TASK DIRECTIONS:
Retype every entry exactly, character for character.

** start INPUT RECORDS **

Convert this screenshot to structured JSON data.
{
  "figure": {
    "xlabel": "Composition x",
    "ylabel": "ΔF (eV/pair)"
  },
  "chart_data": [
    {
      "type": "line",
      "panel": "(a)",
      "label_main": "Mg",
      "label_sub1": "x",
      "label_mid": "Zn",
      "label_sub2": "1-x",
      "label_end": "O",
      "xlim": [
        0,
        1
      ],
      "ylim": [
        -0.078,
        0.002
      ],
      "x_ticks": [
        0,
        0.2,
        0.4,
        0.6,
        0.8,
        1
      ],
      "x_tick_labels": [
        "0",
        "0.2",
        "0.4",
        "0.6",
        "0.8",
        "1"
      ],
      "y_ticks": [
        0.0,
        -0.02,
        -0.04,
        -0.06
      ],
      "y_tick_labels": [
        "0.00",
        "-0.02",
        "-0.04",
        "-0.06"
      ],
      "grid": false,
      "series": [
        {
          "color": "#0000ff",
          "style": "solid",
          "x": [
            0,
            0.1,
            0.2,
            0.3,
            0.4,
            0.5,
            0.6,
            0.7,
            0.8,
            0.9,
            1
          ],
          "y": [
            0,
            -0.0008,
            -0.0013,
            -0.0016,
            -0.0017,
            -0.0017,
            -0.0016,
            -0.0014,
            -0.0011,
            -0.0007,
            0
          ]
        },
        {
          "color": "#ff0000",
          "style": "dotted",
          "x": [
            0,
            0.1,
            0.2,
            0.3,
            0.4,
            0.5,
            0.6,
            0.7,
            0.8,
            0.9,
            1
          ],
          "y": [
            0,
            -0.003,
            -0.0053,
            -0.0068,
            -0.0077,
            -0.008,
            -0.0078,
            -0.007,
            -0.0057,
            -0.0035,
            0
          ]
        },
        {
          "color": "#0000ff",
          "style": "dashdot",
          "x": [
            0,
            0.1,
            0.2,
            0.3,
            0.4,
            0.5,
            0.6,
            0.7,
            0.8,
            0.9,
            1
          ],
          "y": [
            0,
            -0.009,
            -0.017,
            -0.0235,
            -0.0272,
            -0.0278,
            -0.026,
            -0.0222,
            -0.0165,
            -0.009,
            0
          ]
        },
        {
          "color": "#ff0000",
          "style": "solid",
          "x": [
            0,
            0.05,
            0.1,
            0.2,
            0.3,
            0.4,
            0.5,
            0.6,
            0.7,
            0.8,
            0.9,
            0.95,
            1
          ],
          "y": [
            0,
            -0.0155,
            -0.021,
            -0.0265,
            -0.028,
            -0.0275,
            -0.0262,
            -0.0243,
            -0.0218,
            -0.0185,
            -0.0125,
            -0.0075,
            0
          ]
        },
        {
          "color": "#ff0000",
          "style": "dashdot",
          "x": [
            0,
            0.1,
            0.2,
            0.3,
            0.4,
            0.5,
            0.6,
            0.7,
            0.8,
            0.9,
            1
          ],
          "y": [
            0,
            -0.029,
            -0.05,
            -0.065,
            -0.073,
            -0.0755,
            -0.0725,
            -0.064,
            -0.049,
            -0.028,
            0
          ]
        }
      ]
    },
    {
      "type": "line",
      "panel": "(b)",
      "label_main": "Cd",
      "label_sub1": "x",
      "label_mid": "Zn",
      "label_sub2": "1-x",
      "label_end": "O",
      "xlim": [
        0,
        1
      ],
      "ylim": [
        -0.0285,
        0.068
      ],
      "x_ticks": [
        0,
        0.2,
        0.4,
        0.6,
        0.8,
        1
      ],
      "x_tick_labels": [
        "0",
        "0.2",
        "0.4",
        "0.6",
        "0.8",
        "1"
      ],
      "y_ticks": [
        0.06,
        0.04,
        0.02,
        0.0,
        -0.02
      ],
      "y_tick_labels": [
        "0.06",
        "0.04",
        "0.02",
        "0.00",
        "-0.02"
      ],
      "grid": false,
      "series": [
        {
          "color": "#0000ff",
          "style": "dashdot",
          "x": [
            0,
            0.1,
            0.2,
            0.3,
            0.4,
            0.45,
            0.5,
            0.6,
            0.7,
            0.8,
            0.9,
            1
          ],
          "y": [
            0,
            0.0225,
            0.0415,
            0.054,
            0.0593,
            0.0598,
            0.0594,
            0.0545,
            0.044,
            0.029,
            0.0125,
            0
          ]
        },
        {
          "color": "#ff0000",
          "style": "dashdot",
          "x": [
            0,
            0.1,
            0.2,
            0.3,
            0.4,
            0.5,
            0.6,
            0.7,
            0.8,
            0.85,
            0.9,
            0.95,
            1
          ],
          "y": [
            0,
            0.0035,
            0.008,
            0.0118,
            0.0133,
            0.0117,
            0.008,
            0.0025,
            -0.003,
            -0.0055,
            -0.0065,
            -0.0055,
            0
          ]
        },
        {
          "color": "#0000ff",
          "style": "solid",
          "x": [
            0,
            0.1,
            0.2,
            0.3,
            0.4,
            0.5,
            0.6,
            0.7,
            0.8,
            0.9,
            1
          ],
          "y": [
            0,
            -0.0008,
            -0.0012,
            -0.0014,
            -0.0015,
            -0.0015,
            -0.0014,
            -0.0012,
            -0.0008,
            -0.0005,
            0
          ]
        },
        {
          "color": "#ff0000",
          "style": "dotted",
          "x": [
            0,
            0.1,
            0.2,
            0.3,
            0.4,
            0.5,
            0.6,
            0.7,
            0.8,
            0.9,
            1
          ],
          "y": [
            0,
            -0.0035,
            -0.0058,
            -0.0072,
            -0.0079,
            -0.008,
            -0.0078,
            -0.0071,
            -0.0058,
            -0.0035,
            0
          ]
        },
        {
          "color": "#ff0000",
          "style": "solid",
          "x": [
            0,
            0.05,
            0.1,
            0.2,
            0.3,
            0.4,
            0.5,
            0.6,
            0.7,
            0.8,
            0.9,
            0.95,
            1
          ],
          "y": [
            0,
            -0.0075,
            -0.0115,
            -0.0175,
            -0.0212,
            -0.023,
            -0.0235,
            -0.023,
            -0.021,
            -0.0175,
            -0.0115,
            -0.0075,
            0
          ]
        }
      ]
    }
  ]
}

** end INPUT RECORDS **

RESULT BELOW:
Convert this screenshot to structured JSON data.
{
  "figure": {
    "xlabel": "Composition x",
    "ylabel": "ΔF (eV/pair)"
  },
  "chart_data": [
    {
      "type": "line",
      "panel": "(a)",
      "label_main": "Mg",
      "label_sub1": "x",
      "label_mid": "Zn",
      "label_sub2": "1-x",
      "label_end": "O",
      "xlim": [
        0,
        1
      ],
      "ylim": [
        -0.078,
        0.002
      ],
      "x_ticks": [
        0,
        0.2,
        0.4,
        0.6,
        0.8,
        1
      ],
      "x_tick_labels": [
        "0",
        "0.2",
        "0.4",
        "0.6",
        "0.8",
        "1"
      ],
      "y_ticks": [
        0.0,
        -0.02,
        -0.04,
        -0.06
      ],
      "y_tick_labels": [
        "0.00",
        "-0.02",
        "-0.04",
        "-0.06"
      ],
      "grid": false,
      "series": [
        {
          "color": "#0000ff",
          "style": "solid",
          "x": [
            0,
            0.1,
            0.2,
            0.3,
            0.4,
            0.5,
            0.6,
            0.7,
            0.8,
            0.9,
            1
          ],
          "y": [
            0,
            -0.0008,
            -0.0013,
            -0.0016,
            -0.0017,
            -0.0017,
            -0.0016,
            -0.0014,
            -0.0011,
            -0.0007,
            0
          ]
        },
        {
          "color": "#ff0000",
          "style": "dotted",
          "x": [
            0,
            0.1,
            0.2,
            0.3,
            0.4,
            0.5,
            0.6,
            0.7,
            0.8,
            0.9,
            1
          ],
          "y": [
            0,
            -0.003,
            -0.0053,
            -0.0068,
            -0.0077,
            -0.008,
            -0.0078,
            -0.007,
            -0.0057,
            -0.0035,
            0
          ]
        },
        {
          "color": "#0000ff",
          "style": "dashdot",
          "x": [
            0,
            0.1,
            0.2,
            0.3,
            0.4,
            0.5,
            0.6,
            0.7,
            0.8,
            0.9,
            1
          ],
          "y": [
            0,
            -0.009,
            -0.017,
            -0.0235,
            -0.0272,
            -0.0278,
            -0.026,
            -0.0222,
            -0.0165,
            -0.009,
            0
          ]
        },
        {
          "color": "#ff0000",
          "style": "solid",
          "x": [
            0,
            0.05,
            0.1,
            0.2,
            0.3,
            0.4,
            0.5,
            0.6,
            0.7,
            0.8,
            0.9,
            0.95,
            1
          ],
          "y": [
            0,
            -0.0155,
            -0.021,
            -0.0265,
            -0.028,
            -0.0275,
            -0.0262,
            -0.0243,
            -0.0218,
            -0.0185,
            -0.0125,
            -0.0075,
            0
          ]
        },
        {
          "color": "#ff0000",
          "style": "dashdot",
          "x": [
            0,
            0.1,
            0.2,
            0.3,
            0.4,
            0.5,
            0.6,
            0.7,
            0.8,
            0.9,
            1
          ],
          "y": [
            0,
            -0.029,
            -0.05,
            -0.065,
            -0.073,
            -0.0755,
            -0.0725,
            -0.064,
            -0.049,
            -0.028,
            0
          ]
        }
      ]
    },
    {
      "type": "line",
      "panel": "(b)",
      "label_main": "Cd",
      "label_sub1": "x",
      "label_mid": "Zn",
      "label_sub2": "1-x",
      "label_end": "O",
      "xlim": [
        0,
        1
      ],
      "ylim": [
        -0.0285,
        0.068
      ],
      "x_ticks": [
        0,
        0.2,
        0.4,
        0.6,
        0.8,
        1
      ],
      "x_tick_labels": [
        "0",
        "0.2",
        "0.4",
        "0.6",
        "0.8",
        "1"
      ],
      "y_ticks": [
        0.06,
        0.04,
        0.02,
        0.0,
        -0.02
      ],
      "y_tick_labels": [
        "0.06",
        "0.04",
        "0.02",
        "0.00",
        "-0.02"
      ],
      "grid": false,
      "series": [
        {
          "color": "#0000ff",
          "style": "dashdot",
          "x": [
            0,
            0.1,
            0.2,
            0.3,
            0.4,
            0.45,
            0.5,
            0.6,
            0.7,
            0.8,
            0.9,
            1
          ],
          "y": [
            0,
            0.0225,
            0.0415,
            0.054,
            0.0593,
            0.0598,
            0.0594,
            0.0545,
            0.044,
            0.029,
            0.0125,
            0
          ]
        },
        {
          "color": "#ff0000",
          "style": "dashdot",
          "x": [
            0,
            0.1,
            0.2,
            0.3,
            0.4,
            0.5,
            0.6,
            0.7,
            0.8,
            0.85,
            0.9,
            0.95,
            1
          ],
          "y": [
            0,
            0.0035,
            0.008,
            0.0118,
            0.0133,
            0.0117,
            0.008,
            0.0025,
            -0.003,
            -0.0055,
            -0.0065,
            -0.0055,
            0
          ]
        },
        {
          "color": "#0000ff",
          "style": "solid",
          "x": [
            0,
            0.1,
            0.2,
            0.3,
            0.4,
            0.5,
            0.6,
            0.7,
            0.8,
            0.9,
            1
          ],
          "y": [
            0,
            -0.0008,
            -0.0012,
            -0.0014,
            -0.0015,
            -0.0015,
            -0.0014,
            -0.0012,
            -0.0008,
            -0.0005,
            0
          ]
        },
        {
          "color": "#ff0000",
          "style": "dotted",
          "x": [
            0,
            0.1,
            0.2,
            0.3,
            0.4,
            0.5,
            0.6,
            0.7,
            0.8,
            0.9,
            1
          ],
          "y": [
            0,
            -0.0035,
            -0.0058,
            -0.0072,
            -0.0079,
            -0.008,
            -0.0078,
            -0.0071,
            -0.0058,
            -0.0035,
            0
          ]
        },
        {
          "color": "#ff0000",
          "style": "solid",
          "x": [
            0,
            0.05,
            0.1,
            0.2,
            0.3,
            0.4,
            0.5,
            0.6,
            0.7,
            0.8,
            0.9,
            0.95,
            1
          ],
          "y": [
            0,
            -0.0075,
            -0.0115,
            -0.0175,
            -0.0212,
            -0.023,
            -0.0235,
            -0.023,
            -0.021,
            -0.0175,
            -0.0115,
            -0.0075,
            0
          ]
        }
      ]
    }
  ]
}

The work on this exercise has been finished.